Material for the task –
begin

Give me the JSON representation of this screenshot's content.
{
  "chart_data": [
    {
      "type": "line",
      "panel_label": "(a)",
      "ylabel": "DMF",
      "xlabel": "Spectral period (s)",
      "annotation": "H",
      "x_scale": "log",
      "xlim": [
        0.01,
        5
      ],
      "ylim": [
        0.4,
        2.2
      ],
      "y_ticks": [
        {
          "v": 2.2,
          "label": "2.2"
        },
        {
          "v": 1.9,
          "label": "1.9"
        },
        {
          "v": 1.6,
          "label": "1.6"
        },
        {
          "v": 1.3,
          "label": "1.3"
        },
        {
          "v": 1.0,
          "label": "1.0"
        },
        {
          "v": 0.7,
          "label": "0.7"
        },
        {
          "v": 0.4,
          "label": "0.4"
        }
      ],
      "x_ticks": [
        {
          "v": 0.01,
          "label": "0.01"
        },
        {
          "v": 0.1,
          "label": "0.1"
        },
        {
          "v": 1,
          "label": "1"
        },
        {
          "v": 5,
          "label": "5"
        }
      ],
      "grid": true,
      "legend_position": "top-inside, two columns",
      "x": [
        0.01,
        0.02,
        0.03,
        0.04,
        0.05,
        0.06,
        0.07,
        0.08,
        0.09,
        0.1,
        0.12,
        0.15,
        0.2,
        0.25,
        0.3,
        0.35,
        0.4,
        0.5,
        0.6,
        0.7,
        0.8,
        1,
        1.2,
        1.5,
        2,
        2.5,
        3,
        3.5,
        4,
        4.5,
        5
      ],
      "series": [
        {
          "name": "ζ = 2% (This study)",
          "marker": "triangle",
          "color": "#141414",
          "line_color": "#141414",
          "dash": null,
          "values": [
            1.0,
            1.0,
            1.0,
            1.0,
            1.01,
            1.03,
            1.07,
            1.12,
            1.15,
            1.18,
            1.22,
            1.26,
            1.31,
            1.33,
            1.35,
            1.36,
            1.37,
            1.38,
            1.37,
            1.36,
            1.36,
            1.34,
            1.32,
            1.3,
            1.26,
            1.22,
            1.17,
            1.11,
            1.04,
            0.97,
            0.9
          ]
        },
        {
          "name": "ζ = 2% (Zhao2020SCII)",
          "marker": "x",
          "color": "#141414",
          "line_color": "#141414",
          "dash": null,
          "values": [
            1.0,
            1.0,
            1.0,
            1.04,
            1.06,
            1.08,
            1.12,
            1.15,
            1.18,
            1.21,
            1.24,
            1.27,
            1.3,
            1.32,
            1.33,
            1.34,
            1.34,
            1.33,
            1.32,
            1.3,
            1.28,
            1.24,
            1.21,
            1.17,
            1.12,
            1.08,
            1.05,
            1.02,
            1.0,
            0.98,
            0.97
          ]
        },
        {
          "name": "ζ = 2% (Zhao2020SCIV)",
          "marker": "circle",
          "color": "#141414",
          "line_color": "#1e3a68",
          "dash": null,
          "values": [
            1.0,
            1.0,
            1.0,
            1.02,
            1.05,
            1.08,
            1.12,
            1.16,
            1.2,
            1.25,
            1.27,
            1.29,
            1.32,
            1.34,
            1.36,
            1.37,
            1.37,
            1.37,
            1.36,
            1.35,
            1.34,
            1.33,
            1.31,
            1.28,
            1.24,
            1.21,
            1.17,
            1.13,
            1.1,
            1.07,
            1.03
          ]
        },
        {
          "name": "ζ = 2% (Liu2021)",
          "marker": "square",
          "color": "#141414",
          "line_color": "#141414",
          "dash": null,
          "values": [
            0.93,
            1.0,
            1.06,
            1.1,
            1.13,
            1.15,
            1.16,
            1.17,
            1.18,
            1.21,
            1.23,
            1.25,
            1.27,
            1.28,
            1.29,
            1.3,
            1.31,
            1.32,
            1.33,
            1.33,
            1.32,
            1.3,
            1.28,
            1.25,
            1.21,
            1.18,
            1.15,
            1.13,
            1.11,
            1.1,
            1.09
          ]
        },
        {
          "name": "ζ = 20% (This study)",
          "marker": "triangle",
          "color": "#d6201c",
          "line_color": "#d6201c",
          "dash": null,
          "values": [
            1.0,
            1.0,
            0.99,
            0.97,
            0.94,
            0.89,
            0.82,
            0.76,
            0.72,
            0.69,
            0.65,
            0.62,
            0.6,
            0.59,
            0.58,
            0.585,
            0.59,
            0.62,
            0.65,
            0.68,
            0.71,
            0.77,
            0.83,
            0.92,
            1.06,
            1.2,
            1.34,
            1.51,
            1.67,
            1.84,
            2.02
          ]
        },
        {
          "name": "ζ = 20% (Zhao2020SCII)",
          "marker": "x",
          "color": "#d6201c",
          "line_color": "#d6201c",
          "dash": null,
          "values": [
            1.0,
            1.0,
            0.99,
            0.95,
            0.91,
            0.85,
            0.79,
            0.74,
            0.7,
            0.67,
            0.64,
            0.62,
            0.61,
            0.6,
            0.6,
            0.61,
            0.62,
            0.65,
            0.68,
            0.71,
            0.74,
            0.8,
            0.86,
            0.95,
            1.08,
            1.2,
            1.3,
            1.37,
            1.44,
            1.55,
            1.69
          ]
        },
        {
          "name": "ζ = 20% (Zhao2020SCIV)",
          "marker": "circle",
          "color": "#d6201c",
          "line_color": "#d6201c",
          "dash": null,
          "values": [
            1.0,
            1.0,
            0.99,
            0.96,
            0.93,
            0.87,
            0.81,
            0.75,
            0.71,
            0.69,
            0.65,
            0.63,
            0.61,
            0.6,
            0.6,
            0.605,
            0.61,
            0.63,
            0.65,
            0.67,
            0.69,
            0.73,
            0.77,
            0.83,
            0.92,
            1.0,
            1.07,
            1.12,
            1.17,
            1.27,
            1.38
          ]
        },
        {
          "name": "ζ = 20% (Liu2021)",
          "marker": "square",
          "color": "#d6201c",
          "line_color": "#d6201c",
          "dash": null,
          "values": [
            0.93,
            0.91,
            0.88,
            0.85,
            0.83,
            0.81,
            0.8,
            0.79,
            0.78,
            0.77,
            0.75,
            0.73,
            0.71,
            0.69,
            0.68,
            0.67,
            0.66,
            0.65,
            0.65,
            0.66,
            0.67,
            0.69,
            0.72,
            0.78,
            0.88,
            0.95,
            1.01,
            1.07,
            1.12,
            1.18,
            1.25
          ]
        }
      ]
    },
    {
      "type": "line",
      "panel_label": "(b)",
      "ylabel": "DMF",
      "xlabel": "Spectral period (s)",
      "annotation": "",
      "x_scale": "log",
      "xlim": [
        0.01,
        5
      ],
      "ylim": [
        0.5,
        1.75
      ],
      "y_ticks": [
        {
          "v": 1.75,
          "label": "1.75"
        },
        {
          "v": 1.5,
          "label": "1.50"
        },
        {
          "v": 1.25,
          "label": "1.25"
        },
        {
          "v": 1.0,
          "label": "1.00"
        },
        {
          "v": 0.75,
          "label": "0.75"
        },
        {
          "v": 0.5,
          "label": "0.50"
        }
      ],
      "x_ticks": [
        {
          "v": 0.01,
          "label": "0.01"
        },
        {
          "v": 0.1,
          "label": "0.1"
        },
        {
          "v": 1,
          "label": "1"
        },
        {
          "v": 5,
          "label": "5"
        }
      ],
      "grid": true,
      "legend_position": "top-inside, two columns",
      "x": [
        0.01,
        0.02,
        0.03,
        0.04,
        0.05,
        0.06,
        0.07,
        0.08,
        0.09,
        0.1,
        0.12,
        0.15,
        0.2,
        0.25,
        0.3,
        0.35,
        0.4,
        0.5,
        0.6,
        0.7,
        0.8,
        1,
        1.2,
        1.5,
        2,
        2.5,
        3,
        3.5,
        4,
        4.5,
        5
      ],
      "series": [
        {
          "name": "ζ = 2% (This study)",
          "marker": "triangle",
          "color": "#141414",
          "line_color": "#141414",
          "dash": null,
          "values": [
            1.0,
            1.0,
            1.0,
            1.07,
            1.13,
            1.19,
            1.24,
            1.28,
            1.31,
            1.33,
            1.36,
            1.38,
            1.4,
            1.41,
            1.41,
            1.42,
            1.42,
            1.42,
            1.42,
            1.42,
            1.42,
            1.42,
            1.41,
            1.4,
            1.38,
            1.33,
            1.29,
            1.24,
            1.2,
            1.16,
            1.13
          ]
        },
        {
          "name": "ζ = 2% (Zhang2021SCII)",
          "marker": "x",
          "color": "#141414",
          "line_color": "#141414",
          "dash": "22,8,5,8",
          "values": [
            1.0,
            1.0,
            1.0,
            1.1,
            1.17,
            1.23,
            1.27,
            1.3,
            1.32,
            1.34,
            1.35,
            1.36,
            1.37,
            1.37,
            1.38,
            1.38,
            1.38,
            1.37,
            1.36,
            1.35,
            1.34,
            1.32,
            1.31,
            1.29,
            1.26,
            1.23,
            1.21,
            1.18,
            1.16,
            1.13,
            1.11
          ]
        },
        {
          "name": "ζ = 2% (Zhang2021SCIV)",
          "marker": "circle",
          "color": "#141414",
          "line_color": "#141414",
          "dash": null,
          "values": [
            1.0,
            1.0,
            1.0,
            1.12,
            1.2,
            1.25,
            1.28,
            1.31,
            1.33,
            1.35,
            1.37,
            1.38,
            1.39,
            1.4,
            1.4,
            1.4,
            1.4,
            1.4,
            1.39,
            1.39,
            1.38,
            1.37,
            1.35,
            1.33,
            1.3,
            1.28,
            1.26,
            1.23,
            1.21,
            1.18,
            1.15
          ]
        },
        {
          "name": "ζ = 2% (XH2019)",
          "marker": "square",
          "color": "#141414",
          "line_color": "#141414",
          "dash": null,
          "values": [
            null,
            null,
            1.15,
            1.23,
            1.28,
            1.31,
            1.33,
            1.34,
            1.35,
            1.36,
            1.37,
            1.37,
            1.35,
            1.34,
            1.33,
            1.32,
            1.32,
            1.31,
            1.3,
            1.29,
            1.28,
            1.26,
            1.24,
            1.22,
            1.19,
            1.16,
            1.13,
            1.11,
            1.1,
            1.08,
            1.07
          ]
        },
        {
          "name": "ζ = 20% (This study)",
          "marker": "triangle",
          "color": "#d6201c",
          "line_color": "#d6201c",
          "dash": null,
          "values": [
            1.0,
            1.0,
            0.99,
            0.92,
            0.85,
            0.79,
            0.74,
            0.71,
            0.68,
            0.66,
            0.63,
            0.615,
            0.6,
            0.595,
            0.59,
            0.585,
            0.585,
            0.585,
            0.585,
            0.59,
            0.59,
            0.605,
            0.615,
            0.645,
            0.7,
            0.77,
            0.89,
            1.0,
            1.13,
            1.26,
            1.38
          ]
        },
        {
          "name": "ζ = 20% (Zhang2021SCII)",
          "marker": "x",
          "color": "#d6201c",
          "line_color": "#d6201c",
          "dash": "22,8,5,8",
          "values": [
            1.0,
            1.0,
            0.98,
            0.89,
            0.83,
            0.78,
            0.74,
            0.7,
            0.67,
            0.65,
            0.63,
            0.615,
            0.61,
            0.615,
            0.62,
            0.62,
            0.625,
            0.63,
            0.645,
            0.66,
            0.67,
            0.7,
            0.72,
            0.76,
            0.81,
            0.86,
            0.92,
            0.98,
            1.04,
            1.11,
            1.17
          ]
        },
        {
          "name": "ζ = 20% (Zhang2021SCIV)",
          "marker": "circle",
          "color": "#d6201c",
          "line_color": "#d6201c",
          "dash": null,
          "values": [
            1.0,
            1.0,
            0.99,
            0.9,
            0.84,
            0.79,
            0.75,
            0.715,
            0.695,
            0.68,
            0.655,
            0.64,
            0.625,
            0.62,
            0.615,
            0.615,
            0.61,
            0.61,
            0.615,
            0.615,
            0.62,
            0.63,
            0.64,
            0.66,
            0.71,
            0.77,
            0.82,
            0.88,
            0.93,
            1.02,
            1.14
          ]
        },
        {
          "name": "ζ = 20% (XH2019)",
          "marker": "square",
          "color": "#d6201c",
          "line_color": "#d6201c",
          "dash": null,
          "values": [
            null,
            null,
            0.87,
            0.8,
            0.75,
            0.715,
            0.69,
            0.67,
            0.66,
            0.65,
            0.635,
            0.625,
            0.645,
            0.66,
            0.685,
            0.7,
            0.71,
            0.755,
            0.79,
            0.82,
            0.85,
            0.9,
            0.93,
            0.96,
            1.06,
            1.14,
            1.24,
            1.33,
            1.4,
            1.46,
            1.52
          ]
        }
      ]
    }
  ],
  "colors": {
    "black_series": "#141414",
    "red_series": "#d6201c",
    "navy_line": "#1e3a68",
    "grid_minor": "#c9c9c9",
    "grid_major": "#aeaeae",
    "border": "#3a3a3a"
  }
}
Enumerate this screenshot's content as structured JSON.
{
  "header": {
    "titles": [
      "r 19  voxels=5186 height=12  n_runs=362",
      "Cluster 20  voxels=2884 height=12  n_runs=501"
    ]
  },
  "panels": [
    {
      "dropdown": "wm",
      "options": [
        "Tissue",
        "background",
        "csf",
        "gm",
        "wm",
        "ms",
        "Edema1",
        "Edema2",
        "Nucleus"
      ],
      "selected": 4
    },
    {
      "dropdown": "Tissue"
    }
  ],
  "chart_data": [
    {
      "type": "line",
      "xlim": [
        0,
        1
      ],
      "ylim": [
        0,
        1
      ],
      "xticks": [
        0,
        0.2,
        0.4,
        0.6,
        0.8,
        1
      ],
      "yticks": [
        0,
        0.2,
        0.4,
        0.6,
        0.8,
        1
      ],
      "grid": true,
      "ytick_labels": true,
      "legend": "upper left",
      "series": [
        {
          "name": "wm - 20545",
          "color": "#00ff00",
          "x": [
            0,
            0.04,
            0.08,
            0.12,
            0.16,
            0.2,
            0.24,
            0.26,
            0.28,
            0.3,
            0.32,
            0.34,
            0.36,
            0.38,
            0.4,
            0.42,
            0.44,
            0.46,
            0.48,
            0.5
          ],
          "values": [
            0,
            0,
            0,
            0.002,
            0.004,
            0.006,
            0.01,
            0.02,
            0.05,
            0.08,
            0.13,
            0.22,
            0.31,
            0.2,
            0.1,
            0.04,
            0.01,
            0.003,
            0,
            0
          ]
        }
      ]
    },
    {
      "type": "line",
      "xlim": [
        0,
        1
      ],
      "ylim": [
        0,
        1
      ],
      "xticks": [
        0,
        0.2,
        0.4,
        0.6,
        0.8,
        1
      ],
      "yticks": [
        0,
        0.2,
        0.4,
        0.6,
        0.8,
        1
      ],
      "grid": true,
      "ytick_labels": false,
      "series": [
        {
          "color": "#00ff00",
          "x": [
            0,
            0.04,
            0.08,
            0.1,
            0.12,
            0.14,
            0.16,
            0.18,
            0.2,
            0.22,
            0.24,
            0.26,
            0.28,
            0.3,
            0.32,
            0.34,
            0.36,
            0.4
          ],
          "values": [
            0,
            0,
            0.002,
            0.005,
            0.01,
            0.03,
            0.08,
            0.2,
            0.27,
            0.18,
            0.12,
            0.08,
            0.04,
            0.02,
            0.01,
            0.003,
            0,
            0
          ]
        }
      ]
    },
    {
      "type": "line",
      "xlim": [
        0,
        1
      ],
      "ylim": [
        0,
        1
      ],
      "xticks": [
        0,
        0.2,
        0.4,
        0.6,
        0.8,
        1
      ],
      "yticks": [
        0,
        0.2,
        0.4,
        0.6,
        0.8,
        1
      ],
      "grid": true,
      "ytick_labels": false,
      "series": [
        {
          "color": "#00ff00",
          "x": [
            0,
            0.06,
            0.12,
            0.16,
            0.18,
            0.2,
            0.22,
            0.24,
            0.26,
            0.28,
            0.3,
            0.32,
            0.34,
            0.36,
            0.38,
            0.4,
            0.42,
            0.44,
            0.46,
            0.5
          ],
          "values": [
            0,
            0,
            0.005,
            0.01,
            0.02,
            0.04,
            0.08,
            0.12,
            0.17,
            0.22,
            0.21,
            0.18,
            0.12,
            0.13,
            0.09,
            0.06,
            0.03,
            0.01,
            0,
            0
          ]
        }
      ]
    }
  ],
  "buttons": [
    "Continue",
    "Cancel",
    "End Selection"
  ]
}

end

Lines of the listing that contain the word "screenshot" are to be counted; report only their number.

2